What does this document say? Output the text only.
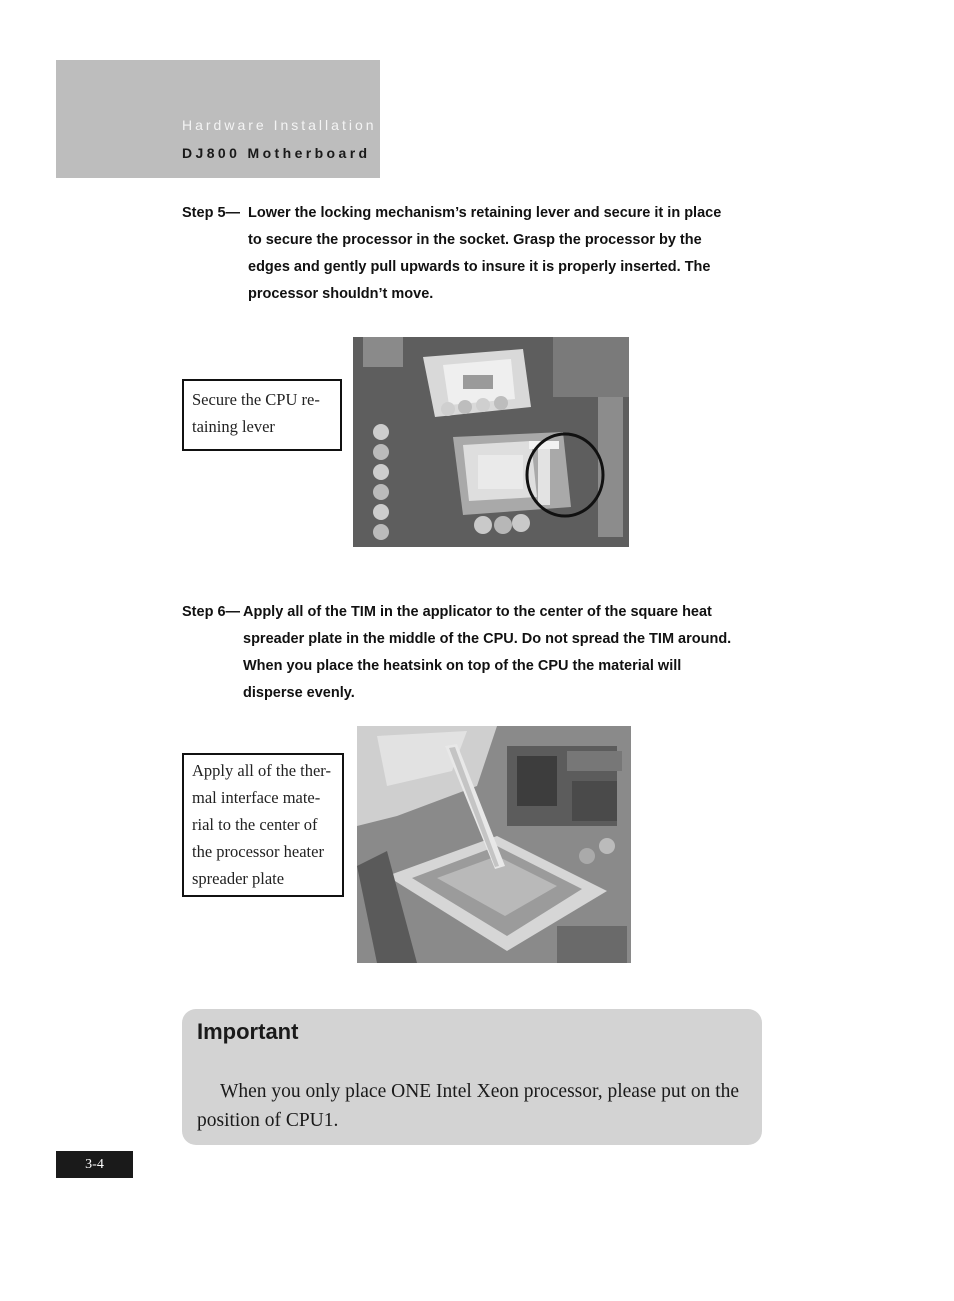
Hardware Installation
DJ800 Motherboard
Step 5— Lower the locking mechanism’s retaining lever and secure it in place
to secure the processor in the socket. Grasp the processor by the
edges and gently pull upwards to insure it is properly inserted. The
processor shouldn’t move.
Secure the CPU re-
taining lever
Step 6— Apply all of the TIM in the applicator to the center of the square heat
spreader plate in the middle of the CPU. Do not spread the TIM around.
When you place the heatsink on top of the CPU the material will
disperse evenly.
Apply all of the ther-
mal interface mate-
rial to the center of
the processor heater
spreader plate
Important
When you only place ONE Intel Xeon processor, please put on the position of CPU1.
3-4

++++++++++++++++++++

Written exercise
Reproduce the data verbatim. Do not carry any picture into the copy.

Finished answer
What does this document say? Output the text only.
Hardware Installation
DJ800 Motherboard
Step 5— Lower the locking mechanism’s retaining lever and secure it in place
to secure the processor in the socket. Grasp the processor by the
edges and gently pull upwards to insure it is properly inserted. The
processor shouldn’t move.
Secure the CPU re-
taining lever
Step 6— Apply all of the TIM in the applicator to the center of the square heat
spreader plate in the middle of the CPU. Do not spread the TIM around.
When you place the heatsink on top of the CPU the material will
disperse evenly.
Apply all of the ther-
mal interface mate-
rial to the center of
the processor heater
spreader plate
Important
When you only place ONE Intel Xeon processor, please put on the position of CPU1.
3-4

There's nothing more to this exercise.